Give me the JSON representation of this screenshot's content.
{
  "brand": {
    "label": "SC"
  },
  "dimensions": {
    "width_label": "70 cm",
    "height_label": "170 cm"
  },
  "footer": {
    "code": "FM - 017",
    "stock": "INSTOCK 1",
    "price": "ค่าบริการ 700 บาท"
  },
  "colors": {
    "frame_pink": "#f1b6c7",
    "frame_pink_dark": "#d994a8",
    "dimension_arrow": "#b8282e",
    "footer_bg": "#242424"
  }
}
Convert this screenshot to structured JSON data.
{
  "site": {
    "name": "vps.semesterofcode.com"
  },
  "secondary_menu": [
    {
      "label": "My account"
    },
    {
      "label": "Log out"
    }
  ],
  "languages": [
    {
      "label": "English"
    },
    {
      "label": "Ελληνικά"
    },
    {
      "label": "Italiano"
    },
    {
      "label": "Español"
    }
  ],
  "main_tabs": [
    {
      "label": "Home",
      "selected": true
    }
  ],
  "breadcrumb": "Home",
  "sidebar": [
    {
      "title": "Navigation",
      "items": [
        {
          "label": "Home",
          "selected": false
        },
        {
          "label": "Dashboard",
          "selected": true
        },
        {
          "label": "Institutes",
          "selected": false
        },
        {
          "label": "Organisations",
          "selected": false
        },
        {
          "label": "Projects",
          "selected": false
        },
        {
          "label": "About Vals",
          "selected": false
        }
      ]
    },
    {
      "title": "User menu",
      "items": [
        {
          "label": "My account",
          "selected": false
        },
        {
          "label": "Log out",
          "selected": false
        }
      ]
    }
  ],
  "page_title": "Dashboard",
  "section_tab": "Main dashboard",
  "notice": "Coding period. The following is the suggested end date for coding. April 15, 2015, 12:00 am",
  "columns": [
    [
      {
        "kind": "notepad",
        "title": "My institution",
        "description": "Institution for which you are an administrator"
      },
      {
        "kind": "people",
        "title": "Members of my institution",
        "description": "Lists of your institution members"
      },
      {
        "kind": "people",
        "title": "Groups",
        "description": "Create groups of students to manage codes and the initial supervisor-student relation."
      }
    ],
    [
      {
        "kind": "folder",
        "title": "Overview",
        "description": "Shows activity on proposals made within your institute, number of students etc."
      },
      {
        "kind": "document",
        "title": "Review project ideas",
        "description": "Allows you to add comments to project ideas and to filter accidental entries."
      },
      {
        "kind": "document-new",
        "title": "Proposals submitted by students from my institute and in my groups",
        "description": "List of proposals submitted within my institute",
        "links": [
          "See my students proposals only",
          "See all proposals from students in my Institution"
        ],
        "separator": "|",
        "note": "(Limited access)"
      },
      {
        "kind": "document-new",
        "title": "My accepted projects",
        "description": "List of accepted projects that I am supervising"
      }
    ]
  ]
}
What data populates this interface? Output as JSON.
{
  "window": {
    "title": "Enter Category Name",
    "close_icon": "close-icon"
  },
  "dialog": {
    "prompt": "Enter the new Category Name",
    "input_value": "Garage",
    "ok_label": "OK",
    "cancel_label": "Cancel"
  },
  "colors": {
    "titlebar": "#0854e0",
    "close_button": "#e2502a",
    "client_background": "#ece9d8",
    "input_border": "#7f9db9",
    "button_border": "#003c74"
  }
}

+++++

> [WHAT IS REQUIRED]: Search the entries for the word "from" and copy every line that has it.

> [COMPLETED TASK]:
        "title": "Proposals submitted by students from my institute and in my groups",
          "See all proposals from students in my Institution"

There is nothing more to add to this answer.